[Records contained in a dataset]
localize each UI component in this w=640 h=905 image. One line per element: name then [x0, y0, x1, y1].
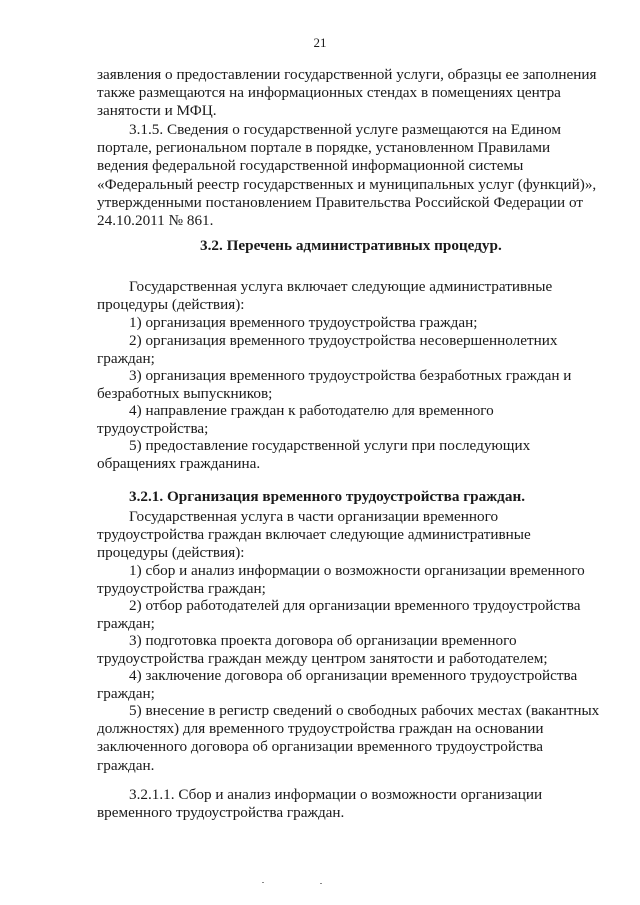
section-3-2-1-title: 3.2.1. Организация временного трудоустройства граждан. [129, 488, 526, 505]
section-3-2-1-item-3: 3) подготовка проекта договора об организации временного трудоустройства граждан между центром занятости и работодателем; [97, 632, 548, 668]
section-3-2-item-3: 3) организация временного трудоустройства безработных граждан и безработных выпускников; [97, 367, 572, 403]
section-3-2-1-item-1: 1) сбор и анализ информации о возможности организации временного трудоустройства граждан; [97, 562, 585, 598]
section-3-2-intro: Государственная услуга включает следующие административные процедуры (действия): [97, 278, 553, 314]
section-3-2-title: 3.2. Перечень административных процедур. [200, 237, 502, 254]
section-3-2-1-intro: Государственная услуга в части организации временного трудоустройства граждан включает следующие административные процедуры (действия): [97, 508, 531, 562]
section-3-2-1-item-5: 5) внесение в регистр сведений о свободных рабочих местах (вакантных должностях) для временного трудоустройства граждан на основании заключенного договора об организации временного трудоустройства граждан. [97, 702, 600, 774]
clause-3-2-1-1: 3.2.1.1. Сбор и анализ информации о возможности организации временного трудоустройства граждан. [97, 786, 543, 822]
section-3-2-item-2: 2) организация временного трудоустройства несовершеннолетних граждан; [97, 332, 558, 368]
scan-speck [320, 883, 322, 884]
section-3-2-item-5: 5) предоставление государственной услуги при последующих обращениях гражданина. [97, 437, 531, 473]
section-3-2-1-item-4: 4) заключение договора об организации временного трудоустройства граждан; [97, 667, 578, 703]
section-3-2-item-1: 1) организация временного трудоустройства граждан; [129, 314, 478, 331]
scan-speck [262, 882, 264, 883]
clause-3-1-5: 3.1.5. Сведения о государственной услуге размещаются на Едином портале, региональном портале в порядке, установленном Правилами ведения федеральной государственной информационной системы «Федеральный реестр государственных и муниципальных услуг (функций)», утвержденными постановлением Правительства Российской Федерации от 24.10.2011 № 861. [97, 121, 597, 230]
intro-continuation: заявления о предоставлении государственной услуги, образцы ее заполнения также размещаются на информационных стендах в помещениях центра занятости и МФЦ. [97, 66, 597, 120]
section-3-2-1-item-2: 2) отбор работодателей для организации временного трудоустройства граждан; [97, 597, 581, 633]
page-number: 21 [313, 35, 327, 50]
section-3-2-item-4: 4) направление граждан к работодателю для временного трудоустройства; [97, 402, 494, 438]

**Given task:** Turn the rows above into a numbered list, skipping any blank lines and leaving out the pictures.

**Task result:**
1. localize each UI component in this w=640 h=905 image. One line per element: name then [x0, y0, x1, y1].
2. section-3-2-1-title: 3.2.1. Организация временного трудоустройства граждан. [129, 488, 526, 505]
3. section-3-2-1-item-3: 3) подготовка проекта договора об организации временного трудоустройства граждан между центром занятости и работодателем; [97, 632, 548, 668]
4. section-3-2-item-3: 3) организация временного трудоустройства безработных граждан и безработных выпускников; [97, 367, 572, 403]
5. section-3-2-1-item-1: 1) сбор и анализ информации о возможности организации временного трудоустройства граждан; [97, 562, 585, 598]
6. section-3-2-intro: Государственная услуга включает следующие административные процедуры (действия): [97, 278, 553, 314]
7. section-3-2-title: 3.2. Перечень административных процедур. [200, 237, 502, 254]
8. section-3-2-1-intro: Государственная услуга в части организации временного трудоустройства граждан включает следующие административные процедуры (действия): [97, 508, 531, 562]
9. section-3-2-1-item-5: 5) внесение в регистр сведений о свободных рабочих местах (вакантных должностях) для временного трудоустройства граждан на основании заключенного договора об организации временного трудоустройства граждан. [97, 702, 600, 774]
10. clause-3-2-1-1: 3.2.1.1. Сбор и анализ информации о возможности организации временного трудоустройства граждан. [97, 786, 543, 822]
11. section-3-2-item-2: 2) организация временного трудоустройства несовершеннолетних граждан; [97, 332, 558, 368]
12. scan-speck [320, 883, 322, 884]
13. section-3-2-item-5: 5) предоставление государственной услуги при последующих обращениях гражданина. [97, 437, 531, 473]
14. section-3-2-1-item-4: 4) заключение договора об организации временного трудоустройства граждан; [97, 667, 578, 703]
15. section-3-2-item-1: 1) организация временного трудоустройства граждан; [129, 314, 478, 331]
16. scan-speck [262, 882, 264, 883]
17. clause-3-1-5: 3.1.5. Сведения о государственной услуге размещаются на Едином портале, региональном портале в порядке, установленном Правилами ведения федеральной государственной информационной системы «Федеральный реестр государственных и муниципальных услуг (функций)», утвержденными постановлением Правительства Российской Федерации от 24.10.2011 № 861. [97, 121, 597, 230]
18. intro-continuation: заявления о предоставлении государственной услуги, образцы ее заполнения также размещаются на информационных стендах в помещениях центра занятости и МФЦ. [97, 66, 597, 120]
19. section-3-2-1-item-2: 2) отбор работодателей для организации временного трудоустройства граждан; [97, 597, 581, 633]
20. page-number: 21 [313, 35, 327, 50]
21. section-3-2-item-4: 4) направление граждан к работодателю для временного трудоустройства; [97, 402, 494, 438]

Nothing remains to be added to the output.